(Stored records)

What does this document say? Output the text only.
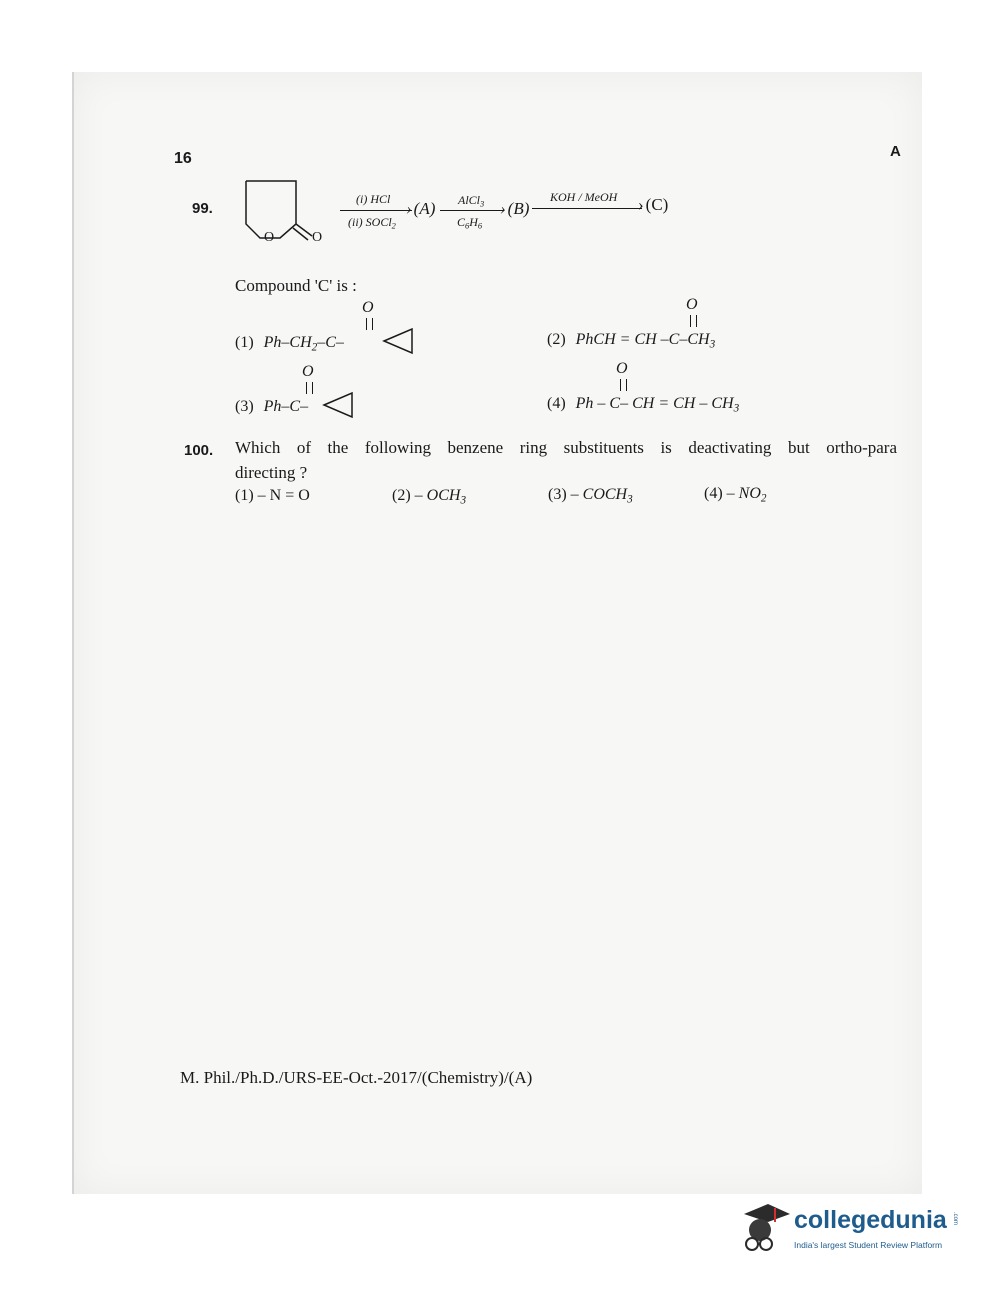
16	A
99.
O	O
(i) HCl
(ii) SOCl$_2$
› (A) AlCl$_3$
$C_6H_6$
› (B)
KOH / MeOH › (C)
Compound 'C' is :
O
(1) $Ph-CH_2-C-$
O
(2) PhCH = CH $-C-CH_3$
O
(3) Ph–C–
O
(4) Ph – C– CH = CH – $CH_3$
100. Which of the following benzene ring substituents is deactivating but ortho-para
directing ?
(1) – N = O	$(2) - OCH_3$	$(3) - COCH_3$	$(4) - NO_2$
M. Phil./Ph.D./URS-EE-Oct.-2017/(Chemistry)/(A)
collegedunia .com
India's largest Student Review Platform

▶ To do: Will you set down the records word for word while leaving out every picture?

▶ Final result:
What does this document say? Output the text only.
16	A
99.
O	O
(i) HCl
(ii) SOCl$_2$
› (A) AlCl$_3$
$C_6H_6$
› (B)
KOH / MeOH › (C)
Compound 'C' is :
O
(1) $Ph-CH_2-C-$
O
(2) PhCH = CH $-C-CH_3$
O
(3) Ph–C–
O
(4) Ph – C– CH = CH – $CH_3$
100. Which of the following benzene ring substituents is deactivating but ortho-para
directing ?
(1) – N = O	$(2) - OCH_3$	$(3) - COCH_3$	$(4) - NO_2$
M. Phil./Ph.D./URS-EE-Oct.-2017/(Chemistry)/(A)
collegedunia .com
India's largest Student Review Platform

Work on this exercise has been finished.